[Collected data]
————
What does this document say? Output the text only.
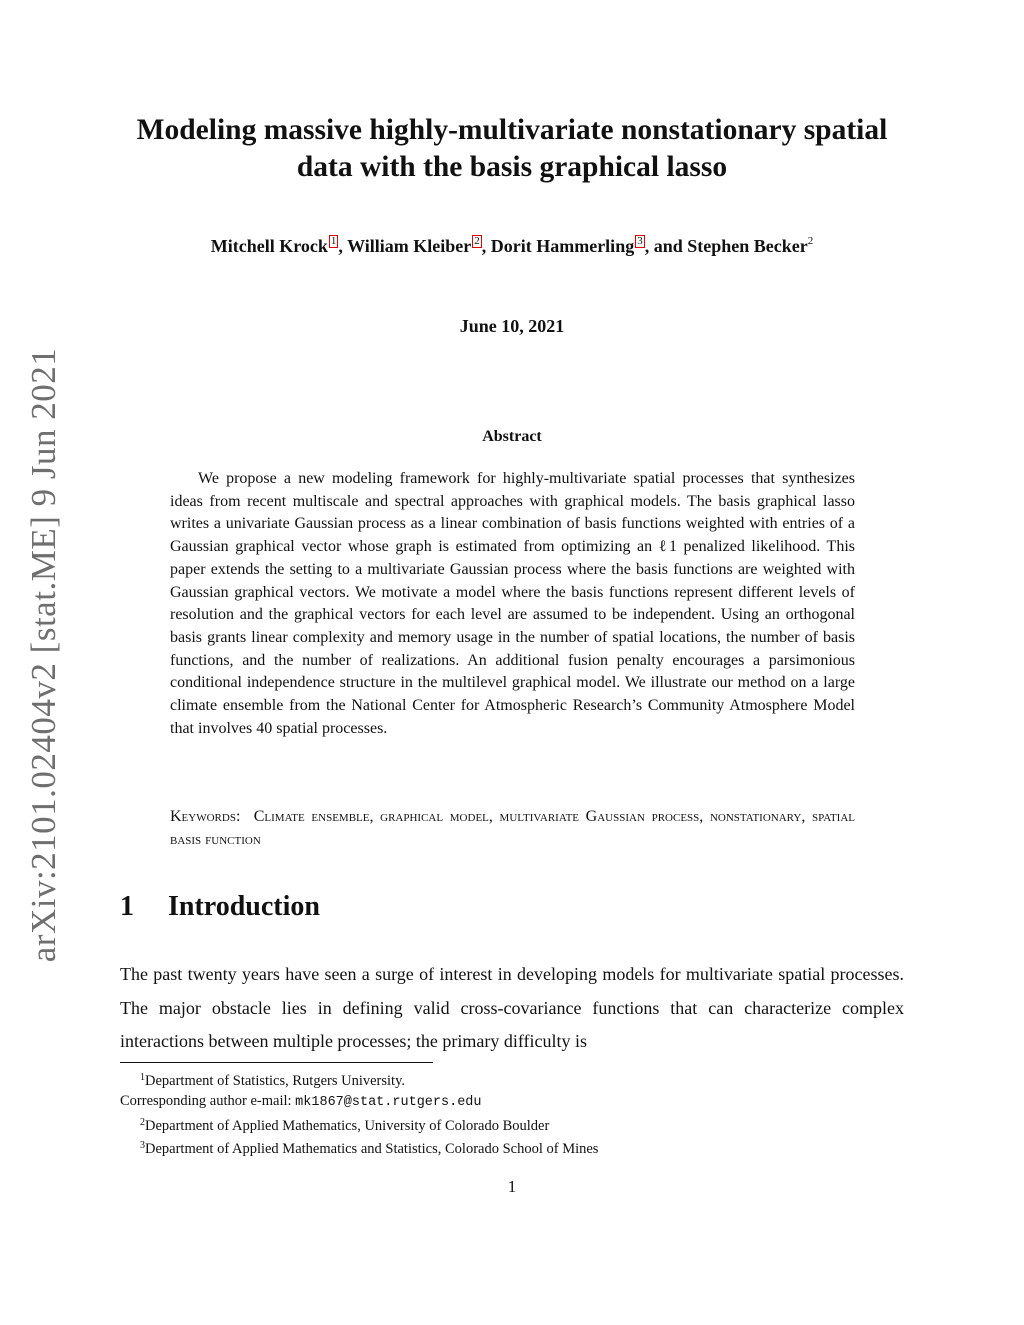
arXiv:2101.02404v2 [stat.ME] 9 Jun 2021
Modeling massive highly-multivariate nonstationary spatial data with the basis graphical lasso
Mitchell Krock 1 , William Kleiber 2 , Dorit Hammerling 3 , and Stephen Becker$^2$
June 10, 2021
Abstract

We propose a new modeling framework for highly-multivariate spatial processes that synthesizes ideas from recent multiscale and spectral approaches with graphical models. The basis graphical lasso writes a univariate Gaussian process as a linear combination of basis functions weighted with entries of a Gaussian graphical vector whose graph is estimated from optimizing an ℓ1 penalized likelihood. This paper extends the setting to a multivariate Gaussian process where the basis functions are weighted with Gaussian graphical vectors. We motivate a model where the basis functions represent different levels of resolution and the graphical vectors for each level are assumed to be independent. Using an orthogonal basis grants linear complexity and memory usage in the number of spatial locations, the number of basis functions, and the number of realizations. An additional fusion penalty encourages a parsimonious conditional independence structure in the multilevel graphical model. We illustrate our method on a large climate ensemble from the National Center for Atmospheric Research’s Community Atmosphere Model that involves 40 spatial processes.

Keywords: Climate ensemble, graphical model, multivariate Gaussian process, nonstationary, spatial basis function

1 Introduction

The past twenty years have seen a surge of interest in developing models for multivariate spatial processes. The major obstacle lies in defining valid cross-covariance functions that can characterize complex interactions between multiple processes; the primary difficulty is

$^1$Department of Statistics, Rutgers University.
Corresponding author e-mail: mk1867@stat.rutgers.edu
$^2$Department of Applied Mathematics, University of Colorado Boulder
$^3$Department of Applied Mathematics and Statistics, Colorado School of Mines
1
————
Find the lines with the string "Colorado" and reproduce them.

EXERCISE ANSWER
$^2$Department of Applied Mathematics, University of Colorado Boulder
$^3$Department of Applied Mathematics and Statistics, Colorado School of Mines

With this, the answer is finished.